→ Aufgaben
(1) Wiederhole aus dem Artikel über die Fußfessel wortgetreu den Abschnitt, der mit den Worten „Wien. Diese Entscheidung“ beginnt und mit „am Arbeitsplatz aufhalten.“ endet.
(2) Fasse im Artikel über die Fußfessel den Absatz, der mit „Wien. Diese Entscheidung“ beginnt, kürzer zusammen, ohne seine wesentlichen Fakten wegzulassen.
(3) Führe den Artikel über die Fußfessel im Anschluss an seinen letzten Satz weiter.

→ Ausgewählter Text
======

Fußfessel trotz jahrelanger Haftstrafe

Archivbild: Eine
Archivbild: Eine "Fußfessel" für den elektronisch überwachten HausarrestAPA/HERBERT NEUBAUER
  • Drucken

Ein als Wirtschaftskrimineller verurteilter Wiener darf als U-Häftling trotz Fluchtgefahr eine Fußfessel tragen. Das Gefängnis bleibt ihm erspart. Ein Fall, der Schule machen könnte.

Wien. Diese Entscheidung des Oberlandesgerichts (OLG) Wien könnte dazu führen, dass der elektronisch überwachte Hausarrest auch während der U-Haft (also nicht nur als Ersatz für Strafhaft hinter Gittern) in Österreich zunimmt. Der Anlass: Ein zu dreieinhalb Jahren Freiheitsstrafe verurteilter Wirtschaftskrimineller, bei dem aktuell Fluchtgefahr besteht, darf dem Gefängnis fernbleiben. Er darf sich mit einer Fußfessel zu Hause bzw. am Arbeitsplatz aufhalten.

======

→ Bereitgestellte Einträge

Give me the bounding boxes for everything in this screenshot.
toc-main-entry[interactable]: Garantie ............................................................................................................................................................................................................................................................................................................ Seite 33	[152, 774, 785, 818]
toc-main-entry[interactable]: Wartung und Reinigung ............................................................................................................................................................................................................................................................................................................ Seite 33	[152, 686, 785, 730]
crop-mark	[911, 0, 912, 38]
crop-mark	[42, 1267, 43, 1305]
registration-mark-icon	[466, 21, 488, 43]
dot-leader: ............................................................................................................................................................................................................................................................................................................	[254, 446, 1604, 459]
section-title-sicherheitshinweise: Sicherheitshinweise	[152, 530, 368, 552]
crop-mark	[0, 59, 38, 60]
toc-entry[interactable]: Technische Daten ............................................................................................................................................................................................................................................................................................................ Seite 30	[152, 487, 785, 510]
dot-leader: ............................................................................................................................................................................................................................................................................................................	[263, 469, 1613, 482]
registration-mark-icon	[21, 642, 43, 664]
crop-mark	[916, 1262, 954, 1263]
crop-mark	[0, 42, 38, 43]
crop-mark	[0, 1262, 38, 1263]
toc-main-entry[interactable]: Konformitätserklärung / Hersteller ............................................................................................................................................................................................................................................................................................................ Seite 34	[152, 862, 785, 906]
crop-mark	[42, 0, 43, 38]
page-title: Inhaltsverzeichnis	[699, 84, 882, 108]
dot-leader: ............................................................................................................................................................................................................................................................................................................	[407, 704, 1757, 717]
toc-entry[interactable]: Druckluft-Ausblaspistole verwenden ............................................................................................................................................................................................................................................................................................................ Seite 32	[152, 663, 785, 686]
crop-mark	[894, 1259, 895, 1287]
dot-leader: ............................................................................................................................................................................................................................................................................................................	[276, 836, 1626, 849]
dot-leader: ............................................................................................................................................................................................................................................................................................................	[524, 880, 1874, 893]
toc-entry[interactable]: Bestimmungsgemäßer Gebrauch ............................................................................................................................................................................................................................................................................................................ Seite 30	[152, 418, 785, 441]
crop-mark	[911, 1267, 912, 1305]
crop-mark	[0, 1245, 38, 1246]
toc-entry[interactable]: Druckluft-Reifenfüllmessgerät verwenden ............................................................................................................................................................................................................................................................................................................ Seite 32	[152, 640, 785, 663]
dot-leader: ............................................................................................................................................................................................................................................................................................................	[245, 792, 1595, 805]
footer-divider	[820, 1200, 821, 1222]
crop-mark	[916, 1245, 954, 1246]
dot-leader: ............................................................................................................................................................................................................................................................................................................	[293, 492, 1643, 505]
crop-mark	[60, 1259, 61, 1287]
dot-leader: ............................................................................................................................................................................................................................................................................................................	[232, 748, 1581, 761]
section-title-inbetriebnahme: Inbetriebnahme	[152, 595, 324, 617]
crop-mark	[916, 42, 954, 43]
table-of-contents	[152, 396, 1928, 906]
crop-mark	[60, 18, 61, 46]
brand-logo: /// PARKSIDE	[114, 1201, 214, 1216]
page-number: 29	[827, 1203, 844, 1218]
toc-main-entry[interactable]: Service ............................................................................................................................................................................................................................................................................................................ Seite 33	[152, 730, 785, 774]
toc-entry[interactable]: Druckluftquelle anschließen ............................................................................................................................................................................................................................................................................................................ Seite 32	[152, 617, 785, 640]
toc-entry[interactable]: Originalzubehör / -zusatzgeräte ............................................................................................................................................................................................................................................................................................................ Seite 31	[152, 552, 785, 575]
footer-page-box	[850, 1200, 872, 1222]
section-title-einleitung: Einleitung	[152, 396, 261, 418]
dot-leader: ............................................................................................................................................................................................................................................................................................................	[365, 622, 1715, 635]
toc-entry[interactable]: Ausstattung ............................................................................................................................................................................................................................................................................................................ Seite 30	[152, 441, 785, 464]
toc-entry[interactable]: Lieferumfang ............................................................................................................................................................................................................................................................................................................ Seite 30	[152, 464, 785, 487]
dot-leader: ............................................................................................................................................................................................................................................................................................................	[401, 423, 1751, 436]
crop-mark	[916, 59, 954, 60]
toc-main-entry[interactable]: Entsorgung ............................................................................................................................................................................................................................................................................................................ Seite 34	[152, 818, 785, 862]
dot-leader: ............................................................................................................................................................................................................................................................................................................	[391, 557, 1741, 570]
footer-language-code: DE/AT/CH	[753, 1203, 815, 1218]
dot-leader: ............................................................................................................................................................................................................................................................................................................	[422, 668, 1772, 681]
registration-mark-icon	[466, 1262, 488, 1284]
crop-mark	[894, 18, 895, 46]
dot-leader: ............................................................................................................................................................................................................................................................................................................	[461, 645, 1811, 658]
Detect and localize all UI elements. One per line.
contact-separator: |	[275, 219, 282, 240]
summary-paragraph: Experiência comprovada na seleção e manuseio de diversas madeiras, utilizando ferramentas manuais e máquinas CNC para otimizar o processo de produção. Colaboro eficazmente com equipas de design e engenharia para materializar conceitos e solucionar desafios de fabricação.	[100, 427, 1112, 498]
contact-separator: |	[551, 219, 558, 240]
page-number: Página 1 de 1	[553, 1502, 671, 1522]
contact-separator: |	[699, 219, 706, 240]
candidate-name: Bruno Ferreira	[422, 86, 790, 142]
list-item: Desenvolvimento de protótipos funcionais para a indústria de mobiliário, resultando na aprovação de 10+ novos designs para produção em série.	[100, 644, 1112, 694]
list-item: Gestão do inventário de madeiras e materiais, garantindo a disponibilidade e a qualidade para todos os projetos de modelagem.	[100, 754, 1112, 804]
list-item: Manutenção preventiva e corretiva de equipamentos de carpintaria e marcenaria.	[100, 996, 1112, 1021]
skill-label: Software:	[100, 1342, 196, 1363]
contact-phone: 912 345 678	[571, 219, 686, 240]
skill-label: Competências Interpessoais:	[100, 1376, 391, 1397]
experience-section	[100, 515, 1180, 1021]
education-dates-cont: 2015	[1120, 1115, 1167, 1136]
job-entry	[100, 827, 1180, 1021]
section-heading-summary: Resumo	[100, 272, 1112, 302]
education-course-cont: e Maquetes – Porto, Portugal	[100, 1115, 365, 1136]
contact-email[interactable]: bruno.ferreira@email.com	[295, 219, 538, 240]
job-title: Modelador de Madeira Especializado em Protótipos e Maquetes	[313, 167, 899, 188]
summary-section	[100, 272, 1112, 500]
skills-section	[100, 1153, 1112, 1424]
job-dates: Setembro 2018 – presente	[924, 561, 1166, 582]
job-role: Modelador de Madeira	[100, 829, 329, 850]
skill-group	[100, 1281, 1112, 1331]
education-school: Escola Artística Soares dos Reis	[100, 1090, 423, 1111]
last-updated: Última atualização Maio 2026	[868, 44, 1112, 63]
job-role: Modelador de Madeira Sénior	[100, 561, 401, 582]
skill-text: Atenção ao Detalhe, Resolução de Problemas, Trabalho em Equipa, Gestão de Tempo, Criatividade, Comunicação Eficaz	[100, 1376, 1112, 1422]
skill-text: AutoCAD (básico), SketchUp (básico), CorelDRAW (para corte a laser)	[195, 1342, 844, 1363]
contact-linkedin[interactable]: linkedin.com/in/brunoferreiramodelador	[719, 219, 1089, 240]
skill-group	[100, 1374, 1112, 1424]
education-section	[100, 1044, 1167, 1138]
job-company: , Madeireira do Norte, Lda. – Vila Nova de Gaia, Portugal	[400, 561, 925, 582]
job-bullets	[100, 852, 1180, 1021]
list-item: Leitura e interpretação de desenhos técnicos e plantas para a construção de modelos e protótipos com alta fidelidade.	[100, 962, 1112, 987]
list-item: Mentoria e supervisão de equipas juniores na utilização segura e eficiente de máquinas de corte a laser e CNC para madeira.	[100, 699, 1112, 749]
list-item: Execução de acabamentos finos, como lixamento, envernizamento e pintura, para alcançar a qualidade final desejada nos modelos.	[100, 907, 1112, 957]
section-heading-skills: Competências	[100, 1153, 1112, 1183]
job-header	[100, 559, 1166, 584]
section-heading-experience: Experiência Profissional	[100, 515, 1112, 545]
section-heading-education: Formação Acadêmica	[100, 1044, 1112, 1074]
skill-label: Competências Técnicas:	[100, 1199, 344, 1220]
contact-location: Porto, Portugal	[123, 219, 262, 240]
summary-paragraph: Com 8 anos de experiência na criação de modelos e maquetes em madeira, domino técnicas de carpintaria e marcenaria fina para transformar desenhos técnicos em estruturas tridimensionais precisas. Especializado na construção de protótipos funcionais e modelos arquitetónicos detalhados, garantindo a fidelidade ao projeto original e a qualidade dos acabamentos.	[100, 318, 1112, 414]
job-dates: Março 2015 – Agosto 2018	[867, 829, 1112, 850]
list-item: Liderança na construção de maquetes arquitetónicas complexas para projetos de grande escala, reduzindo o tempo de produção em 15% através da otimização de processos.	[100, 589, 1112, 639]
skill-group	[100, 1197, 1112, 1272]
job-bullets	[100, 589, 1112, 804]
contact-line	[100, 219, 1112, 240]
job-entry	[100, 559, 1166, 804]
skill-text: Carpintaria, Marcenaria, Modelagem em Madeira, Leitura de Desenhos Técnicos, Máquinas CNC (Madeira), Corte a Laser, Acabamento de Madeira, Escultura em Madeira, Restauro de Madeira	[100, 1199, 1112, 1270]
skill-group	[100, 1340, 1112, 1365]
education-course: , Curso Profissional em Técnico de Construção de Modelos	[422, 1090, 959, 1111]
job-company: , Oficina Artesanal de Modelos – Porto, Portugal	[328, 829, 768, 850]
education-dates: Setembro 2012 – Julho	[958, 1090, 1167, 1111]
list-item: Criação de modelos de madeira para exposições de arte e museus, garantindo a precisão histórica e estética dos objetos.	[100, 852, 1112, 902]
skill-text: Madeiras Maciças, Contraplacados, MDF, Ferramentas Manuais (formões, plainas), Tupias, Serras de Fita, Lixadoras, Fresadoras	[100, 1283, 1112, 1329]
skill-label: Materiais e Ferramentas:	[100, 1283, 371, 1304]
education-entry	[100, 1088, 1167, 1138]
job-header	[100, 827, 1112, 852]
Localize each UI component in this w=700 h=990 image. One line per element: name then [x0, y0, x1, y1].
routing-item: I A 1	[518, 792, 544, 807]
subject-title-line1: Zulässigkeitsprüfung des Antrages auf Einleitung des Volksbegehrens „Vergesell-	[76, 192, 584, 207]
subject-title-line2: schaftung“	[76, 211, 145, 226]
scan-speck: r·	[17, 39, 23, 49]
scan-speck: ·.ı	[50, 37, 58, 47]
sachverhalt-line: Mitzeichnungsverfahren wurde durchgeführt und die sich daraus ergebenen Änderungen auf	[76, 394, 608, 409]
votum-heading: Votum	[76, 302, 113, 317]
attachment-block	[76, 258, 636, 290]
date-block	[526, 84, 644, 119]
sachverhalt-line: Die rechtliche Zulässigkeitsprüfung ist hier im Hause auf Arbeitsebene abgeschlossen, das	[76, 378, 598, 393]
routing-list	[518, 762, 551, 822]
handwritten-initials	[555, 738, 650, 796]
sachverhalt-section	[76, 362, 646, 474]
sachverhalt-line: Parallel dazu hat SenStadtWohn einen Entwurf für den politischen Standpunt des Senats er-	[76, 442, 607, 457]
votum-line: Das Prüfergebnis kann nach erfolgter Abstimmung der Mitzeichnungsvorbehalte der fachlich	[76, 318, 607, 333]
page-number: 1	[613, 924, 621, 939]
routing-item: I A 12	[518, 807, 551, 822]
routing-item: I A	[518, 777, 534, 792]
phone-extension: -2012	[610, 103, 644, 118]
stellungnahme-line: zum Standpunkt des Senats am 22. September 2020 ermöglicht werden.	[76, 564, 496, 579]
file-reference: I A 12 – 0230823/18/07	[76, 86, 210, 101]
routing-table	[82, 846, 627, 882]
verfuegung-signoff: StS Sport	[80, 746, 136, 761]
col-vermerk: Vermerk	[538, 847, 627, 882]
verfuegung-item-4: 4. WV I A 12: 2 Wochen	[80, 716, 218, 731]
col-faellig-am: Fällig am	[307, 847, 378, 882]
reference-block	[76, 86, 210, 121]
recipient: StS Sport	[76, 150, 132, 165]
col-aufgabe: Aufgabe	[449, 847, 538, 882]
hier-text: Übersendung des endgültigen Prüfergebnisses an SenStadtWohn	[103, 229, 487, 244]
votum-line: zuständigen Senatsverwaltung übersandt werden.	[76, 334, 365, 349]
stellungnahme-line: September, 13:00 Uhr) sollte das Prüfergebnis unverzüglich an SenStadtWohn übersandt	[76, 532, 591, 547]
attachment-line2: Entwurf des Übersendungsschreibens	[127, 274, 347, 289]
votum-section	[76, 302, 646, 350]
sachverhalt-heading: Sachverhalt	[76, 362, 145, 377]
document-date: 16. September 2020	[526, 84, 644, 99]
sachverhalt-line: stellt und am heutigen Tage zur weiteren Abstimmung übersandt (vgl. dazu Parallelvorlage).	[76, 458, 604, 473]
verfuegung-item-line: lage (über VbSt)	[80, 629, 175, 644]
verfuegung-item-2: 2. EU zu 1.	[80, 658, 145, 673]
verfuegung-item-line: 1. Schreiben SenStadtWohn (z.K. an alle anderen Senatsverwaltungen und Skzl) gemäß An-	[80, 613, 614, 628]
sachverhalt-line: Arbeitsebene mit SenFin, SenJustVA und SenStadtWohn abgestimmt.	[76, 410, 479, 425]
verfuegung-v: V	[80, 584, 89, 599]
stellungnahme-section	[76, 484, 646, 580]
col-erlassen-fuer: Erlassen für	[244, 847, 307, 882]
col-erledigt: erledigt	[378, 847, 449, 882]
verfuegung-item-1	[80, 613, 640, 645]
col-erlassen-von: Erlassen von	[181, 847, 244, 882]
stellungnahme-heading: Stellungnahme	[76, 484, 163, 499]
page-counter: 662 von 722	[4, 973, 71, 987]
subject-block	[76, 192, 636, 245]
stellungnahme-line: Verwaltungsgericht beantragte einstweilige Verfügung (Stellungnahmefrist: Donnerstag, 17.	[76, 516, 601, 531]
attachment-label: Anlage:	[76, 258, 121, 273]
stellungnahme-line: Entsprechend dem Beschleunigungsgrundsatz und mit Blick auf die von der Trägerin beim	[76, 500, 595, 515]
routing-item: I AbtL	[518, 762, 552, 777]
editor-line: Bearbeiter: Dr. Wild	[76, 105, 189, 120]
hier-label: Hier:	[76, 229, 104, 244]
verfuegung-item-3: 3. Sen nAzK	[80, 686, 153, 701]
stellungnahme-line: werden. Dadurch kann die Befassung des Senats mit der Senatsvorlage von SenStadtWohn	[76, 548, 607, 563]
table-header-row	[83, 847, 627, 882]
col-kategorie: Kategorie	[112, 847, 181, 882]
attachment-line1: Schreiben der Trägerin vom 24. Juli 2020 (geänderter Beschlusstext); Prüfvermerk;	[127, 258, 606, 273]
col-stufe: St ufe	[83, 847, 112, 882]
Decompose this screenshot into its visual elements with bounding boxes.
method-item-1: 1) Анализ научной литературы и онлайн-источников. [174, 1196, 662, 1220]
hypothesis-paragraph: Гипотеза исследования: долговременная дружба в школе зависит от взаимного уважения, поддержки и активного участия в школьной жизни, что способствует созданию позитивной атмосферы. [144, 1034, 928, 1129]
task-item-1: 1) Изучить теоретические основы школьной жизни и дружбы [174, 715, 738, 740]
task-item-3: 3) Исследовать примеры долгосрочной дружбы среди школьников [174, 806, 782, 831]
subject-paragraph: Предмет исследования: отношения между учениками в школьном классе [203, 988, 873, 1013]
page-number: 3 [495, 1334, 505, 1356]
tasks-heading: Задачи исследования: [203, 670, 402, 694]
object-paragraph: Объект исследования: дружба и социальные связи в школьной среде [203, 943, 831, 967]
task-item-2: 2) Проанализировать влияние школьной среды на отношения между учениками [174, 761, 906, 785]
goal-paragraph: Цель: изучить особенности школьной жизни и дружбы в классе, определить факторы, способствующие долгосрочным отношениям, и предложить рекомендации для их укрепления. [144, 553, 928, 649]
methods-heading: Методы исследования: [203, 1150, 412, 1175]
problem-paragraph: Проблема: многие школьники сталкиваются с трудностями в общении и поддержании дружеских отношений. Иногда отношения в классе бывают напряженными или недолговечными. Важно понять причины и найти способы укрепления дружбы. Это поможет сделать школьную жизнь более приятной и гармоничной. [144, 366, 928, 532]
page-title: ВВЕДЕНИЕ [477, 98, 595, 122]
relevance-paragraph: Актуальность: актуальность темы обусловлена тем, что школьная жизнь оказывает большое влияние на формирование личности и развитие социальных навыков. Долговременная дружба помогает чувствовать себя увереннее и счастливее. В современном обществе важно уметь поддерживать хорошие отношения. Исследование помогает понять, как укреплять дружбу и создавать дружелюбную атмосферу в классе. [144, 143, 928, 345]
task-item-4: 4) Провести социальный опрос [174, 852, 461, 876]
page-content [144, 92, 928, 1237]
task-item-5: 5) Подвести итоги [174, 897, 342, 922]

======

→ Lösungen
(1)
Wien. Diese Entscheidung des Oberlandesgerichts (OLG) Wien könnte dazu führen, dass der elektronisch überwachte Hausarrest auch während der U-Haft (also nicht nur als Ersatz für Strafhaft hinter Gittern) in Österreich zunimmt. Der Anlass: Ein zu dreieinhalb Jahren Freiheitsstrafe verurteilter Wirtschaftskrimineller, bei dem aktuell Fluchtgefahr besteht, darf dem Gefängnis fernbleiben. Er darf sich mit einer Fußfessel zu Hause bzw. am Arbeitsplatz aufhalten.

(2) Eine Entscheidung des OLG Wien könnte dazu führen, dass der elektronisch überwachte Hausarrest in Österreich auch während der U-Haft zunimmt und nicht nur Strafhaft ersetzt. Anlass ist ein zu dreieinhalb Jahren Freiheitsstrafe verurteilter Wirtschaftskrimineller. Obwohl bei ihm aktuell Fluchtgefahr besteht, muss er nicht ins Gefängnis. Er darf sich mit einer Fußfessel zu Hause bzw. am Arbeitsplatz aufhalten.

(3)
Vorigen August hatte ein Schöffensenat des Landesgerichts Wiener Neustadt den 38-jährigen Wiener Unternehmer wegen Veruntreuung und betrügerischer Krida verurteilt. Eben zu drei Jahren und sechs Monaten Gefängnis. Diese Strafe ist aber noch nicht rechtskräftig. Das Blatt könnte sich in zweiter Instanz noch wenden.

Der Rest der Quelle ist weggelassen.